Give only the number of lines that hold the word "Direction".

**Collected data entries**
# # #

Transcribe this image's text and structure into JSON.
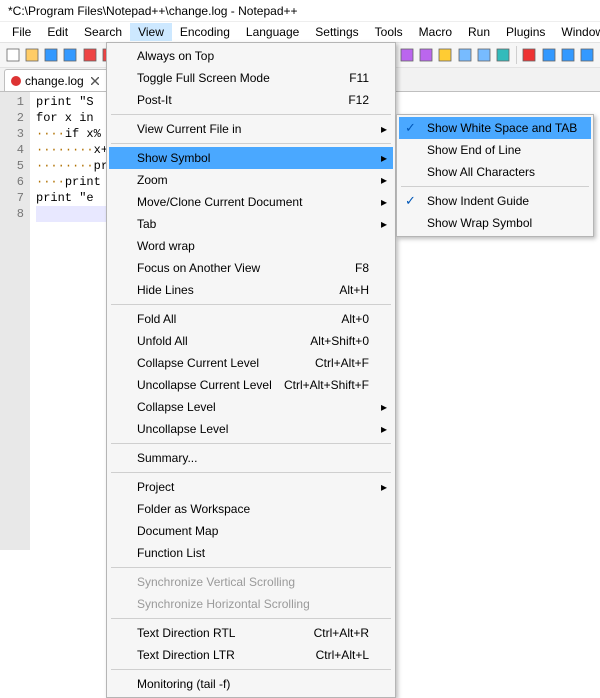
{
  "title": "*C:\\Program Files\\Notepad++\\change.log - Notepad++",
  "menubar": [
    "File",
    "Edit",
    "Search",
    "View",
    "Encoding",
    "Language",
    "Settings",
    "Tools",
    "Macro",
    "Run",
    "Plugins",
    "Window",
    "?"
  ],
  "active_menu": "View",
  "tab": {
    "label": "change.log"
  },
  "gutter": [
    "1",
    "2",
    "3",
    "4",
    "5",
    "6",
    "7",
    "8"
  ],
  "code_lines": [
    "print \"S",
    "for x in",
    "····if x%",
    "········x+=",
    "········pri",
    "····print",
    "print \"e",
    ""
  ],
  "view_menu": [
    {
      "label": "Always on Top"
    },
    {
      "label": "Toggle Full Screen Mode",
      "shortcut": "F11"
    },
    {
      "label": "Post-It",
      "shortcut": "F12"
    },
    {
      "sep": true
    },
    {
      "label": "View Current File in",
      "arrow": true
    },
    {
      "sep": true
    },
    {
      "label": "Show Symbol",
      "arrow": true,
      "hl": true
    },
    {
      "label": "Zoom",
      "arrow": true
    },
    {
      "label": "Move/Clone Current Document",
      "arrow": true
    },
    {
      "label": "Tab",
      "arrow": true
    },
    {
      "label": "Word wrap"
    },
    {
      "label": "Focus on Another View",
      "shortcut": "F8"
    },
    {
      "label": "Hide Lines",
      "shortcut": "Alt+H"
    },
    {
      "sep": true
    },
    {
      "label": "Fold All",
      "shortcut": "Alt+0"
    },
    {
      "label": "Unfold All",
      "shortcut": "Alt+Shift+0"
    },
    {
      "label": "Collapse Current Level",
      "shortcut": "Ctrl+Alt+F"
    },
    {
      "label": "Uncollapse Current Level",
      "shortcut": "Ctrl+Alt+Shift+F"
    },
    {
      "label": "Collapse Level",
      "arrow": true
    },
    {
      "label": "Uncollapse Level",
      "arrow": true
    },
    {
      "sep": true
    },
    {
      "label": "Summary..."
    },
    {
      "sep": true
    },
    {
      "label": "Project",
      "arrow": true
    },
    {
      "label": "Folder as Workspace"
    },
    {
      "label": "Document Map"
    },
    {
      "label": "Function List"
    },
    {
      "sep": true
    },
    {
      "label": "Synchronize Vertical Scrolling",
      "disabled": true
    },
    {
      "label": "Synchronize Horizontal Scrolling",
      "disabled": true
    },
    {
      "sep": true
    },
    {
      "label": "Text Direction RTL",
      "shortcut": "Ctrl+Alt+R"
    },
    {
      "label": "Text Direction LTR",
      "shortcut": "Ctrl+Alt+L"
    },
    {
      "sep": true
    },
    {
      "label": "Monitoring (tail -f)"
    }
  ],
  "show_symbol_submenu": [
    {
      "label": "Show White Space and TAB",
      "checked": true,
      "hl": true
    },
    {
      "label": "Show End of Line"
    },
    {
      "label": "Show All Characters"
    },
    {
      "sep": true
    },
    {
      "label": "Show Indent Guide",
      "checked": true
    },
    {
      "label": "Show Wrap Symbol"
    }
  ],
  "toolbar_icons": [
    "new",
    "open",
    "save",
    "save-all",
    "close",
    "close-all",
    "print",
    "cut",
    "copy",
    "paste",
    "undo",
    "redo",
    "find",
    "replace",
    "zoom-in",
    "zoom-out",
    "sync",
    "wrap",
    "whitespace",
    "indent",
    "guide",
    "folder",
    "doclist",
    "func",
    "eye",
    "record",
    "play",
    "stop",
    "playlist"
  ]
}
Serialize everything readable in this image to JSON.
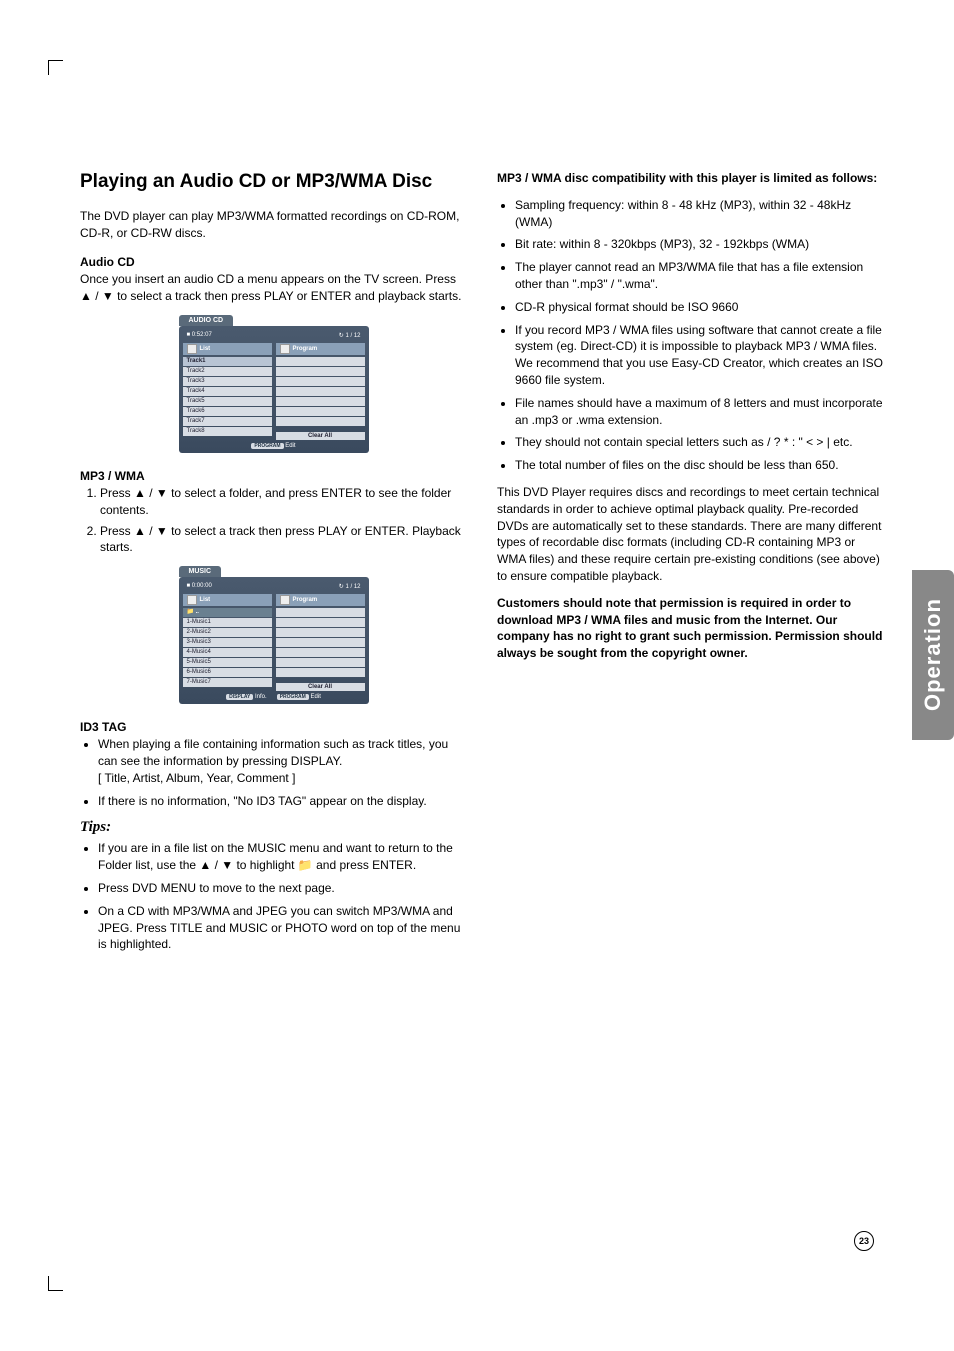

# # #

**SOLUTION**
2